§ **Set task 1**
Answer these questions from the passage on US power resource planning rules.
(a) By what other terms is integrated resource planning known?
(b) What have some states belonging to regional transmission organizations substituted for their previous regulation of resource planning?
(c) Which environmental concern does the passage single out as drawing growing public attention?

US POWER INDUSTRY FACES MORE DEMANDING RESOURCE PLANNING RULES

In the United States, the rules for how power demand will be met are undergoing significant changes both in states with traditional utility regulation and in states that have restructured their power industry. Power resource planning policies address several dimensions of electricity needs, including ensuring that there is a sufficient supply of power to meet peak demand and that the types and mix of resource used will meet economic, environmental, and political needs. Integrated resource planning is known by a variety of terms such as resource adequacy and capacity planning. The driving forces today for greater interest in integrated resource planning are concerns that range from power price volatility to security of energy supplies and to growing public attention on the environment, especially climate change. All of these factors are pushing state regulators to take a closer look at how their future power needs will be met. The current direction of resource planning policies has several key implications:

*Regional efforts vulnerable to state actions. Some states belonging to regional transmission organizations (RTOs) have substituted reliance on wholesale market mechanisms-energy or managed capacity markets-for their previous regulation of resource planning. Although all stakeholders will share in the implications of shortages or surpluses, the political ramifications of a ratepayer backlash loom large for state governments. This makes RTO or other regional efforts on resource planning particularly challenging and vulnerable to unilateral actions by individual states.

§ **Set task 2**
Copy out the entries from the line containing "x-tick-label-a: 1: [80, 303, 86, 315]" through the line containing "x-tick-label-a: 17: [413, 303, 425, 315]", each one unchanged.

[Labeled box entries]
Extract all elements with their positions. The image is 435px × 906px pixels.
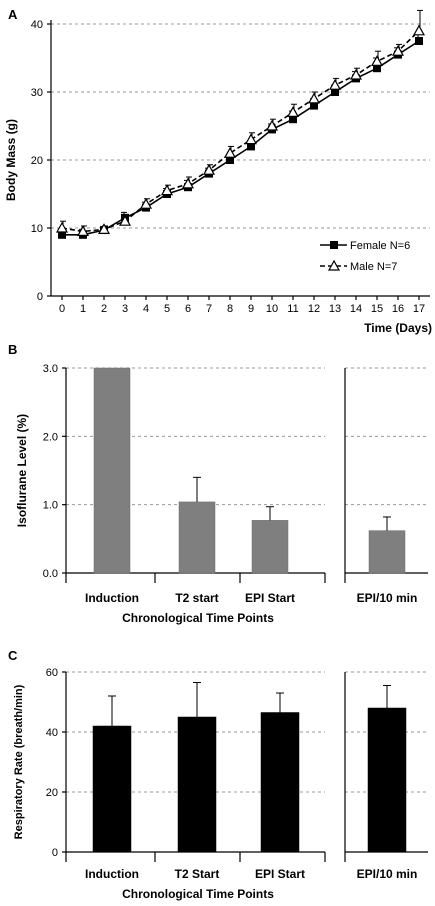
x-tick-label-a: 1: [80, 303, 86, 315]
legend-label: Male N=7: [350, 261, 397, 273]
data-point: [415, 37, 423, 45]
y-tick-label: 0: [52, 847, 58, 859]
data-point: [160, 184, 174, 196]
legend-marker: [327, 259, 341, 271]
y-tick-label: 40: [46, 727, 58, 739]
series-square: [58, 33, 423, 239]
chart-c: C 0 20 40 60 Induction T2 Start EPI Start EPI/10…: [8, 648, 428, 901]
data-point: [226, 156, 234, 164]
bar: [260, 712, 300, 853]
bar: [93, 367, 131, 574]
y-axis-title: Isoflurane Level (%): [15, 414, 29, 527]
data-point: [202, 163, 216, 175]
y-tick-label: 0.0: [43, 568, 58, 580]
data-point: [223, 146, 237, 158]
x-tick-label-a: 17: [413, 303, 425, 315]
x-tick-label-a: 2: [101, 303, 107, 315]
y-tick-label: 1.0: [43, 500, 58, 512]
category-label: EPI Start: [255, 867, 305, 881]
x-axis-title-a: Time (Days): [364, 321, 432, 335]
data-point: [76, 225, 90, 236]
legend-label: Female N=6: [350, 240, 410, 252]
x-tick-label-a: 16: [392, 303, 404, 315]
data-point: [55, 221, 69, 233]
y-tick-label-a: 10: [31, 223, 43, 235]
data-point: [181, 177, 195, 189]
category-label: Induction: [85, 591, 139, 605]
category-label: EPI/10 min: [357, 591, 418, 605]
category-label: T2 Start: [175, 867, 220, 881]
x-tick-label-a: 14: [350, 303, 362, 315]
y-tick-label: 3.0: [43, 363, 58, 375]
data-point: [412, 24, 426, 36]
x-tick-label-a: 11: [287, 303, 298, 315]
data-point: [373, 64, 381, 73]
y-tick-label-a: 40: [31, 19, 43, 31]
x-tick-label-a: 5: [164, 303, 170, 315]
chart-b: B 0.0 1.0 2.0 3.0 Induction T2 start EPI Start E…: [8, 342, 428, 625]
x-tick-label-a: 8: [227, 303, 233, 315]
bar: [368, 530, 406, 574]
panel-letter-a: A: [8, 7, 18, 22]
x-tick-label-a: 13: [329, 303, 341, 315]
y-tick-label: 20: [46, 787, 58, 799]
panel-letter-b: B: [8, 342, 17, 357]
legend-a: Female N=6 Male N=7: [320, 240, 410, 273]
series-triangle: [55, 9, 426, 236]
x-tick-label-a: 12: [308, 303, 320, 315]
data-point: [310, 101, 318, 110]
series-line: [61, 30, 420, 233]
data-point: [286, 106, 300, 118]
data-point: [328, 78, 342, 90]
y-tick-label-a: 0: [37, 291, 43, 303]
x-axis-title: Chronological Time Points: [122, 887, 274, 901]
data-point: [247, 142, 255, 151]
category-label: EPI Start: [245, 591, 295, 605]
bar: [177, 716, 217, 853]
y-tick-label: 60: [46, 667, 58, 679]
data-point: [370, 55, 384, 67]
data-point: [307, 92, 321, 104]
bar: [367, 707, 407, 853]
x-axis-title: Chronological Time Points: [122, 611, 274, 625]
category-label: T2 start: [175, 591, 218, 605]
category-label: EPI/10 min: [357, 867, 418, 881]
series-line: [62, 40, 420, 236]
x-tick-label-a: 9: [248, 303, 254, 315]
x-tick-label-a: 6: [185, 303, 191, 315]
data-point: [139, 197, 153, 209]
y-axis-title: Respiratory Rate (breath/min): [13, 684, 25, 839]
bar: [178, 501, 216, 574]
x-tick-label-a: 0: [59, 303, 65, 315]
data-point: [391, 44, 405, 56]
bar: [92, 725, 132, 853]
data-point: [331, 88, 339, 96]
y-axis-title-a: Body Mass (g): [4, 119, 18, 201]
category-label: Induction: [85, 867, 139, 881]
y-tick-label-a: 20: [31, 155, 43, 167]
data-point: [118, 214, 132, 226]
data-point: [97, 223, 111, 234]
x-tick-label-a: 3: [122, 303, 128, 315]
data-point: [244, 133, 258, 145]
legend-marker: [330, 241, 338, 249]
x-tick-label-a: 7: [206, 303, 212, 315]
data-point: [58, 230, 66, 239]
x-tick-label-a: 15: [371, 303, 383, 315]
panel-letter-c: C: [8, 648, 18, 663]
bar: [251, 520, 289, 574]
x-tick-label-a: 10: [266, 303, 278, 315]
x-tick-label-a: 4: [143, 303, 149, 315]
y-tick-label-a: 30: [31, 87, 43, 99]
y-tick-label: 2.0: [43, 431, 58, 443]
data-point: [289, 115, 297, 124]
data-point: [349, 68, 363, 80]
data-point: [265, 119, 279, 131]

§ **Problem solution 1**
(a) Resource adequacy and capacity planning.
(b) Reliance on wholesale market mechanisms, namely energy or managed capacity markets.
(c) Climate change.

§ **Problem solution 2**
x-tick-label-a: 1: [80, 303, 86, 315]
legend-label: Male N=7: [350, 261, 397, 273]
data-point: [415, 37, 423, 45]
y-tick-label: 0: [52, 847, 58, 859]
data-point: [160, 184, 174, 196]
legend-marker: [327, 259, 341, 271]
y-tick-label: 40: [46, 727, 58, 739]
series-square: [58, 33, 423, 239]
chart-c: C 0 20 40 60 Induction T2 Start EPI Start EPI/10…: [8, 648, 428, 901]
data-point: [226, 156, 234, 164]
bar: [260, 712, 300, 853]
bar: [93, 367, 131, 574]
y-axis-title: Isoflurane Level (%): [15, 414, 29, 527]
data-point: [202, 163, 216, 175]
y-tick-label: 0.0: [43, 568, 58, 580]
data-point: [223, 146, 237, 158]
x-tick-label-a: 17: [413, 303, 425, 315]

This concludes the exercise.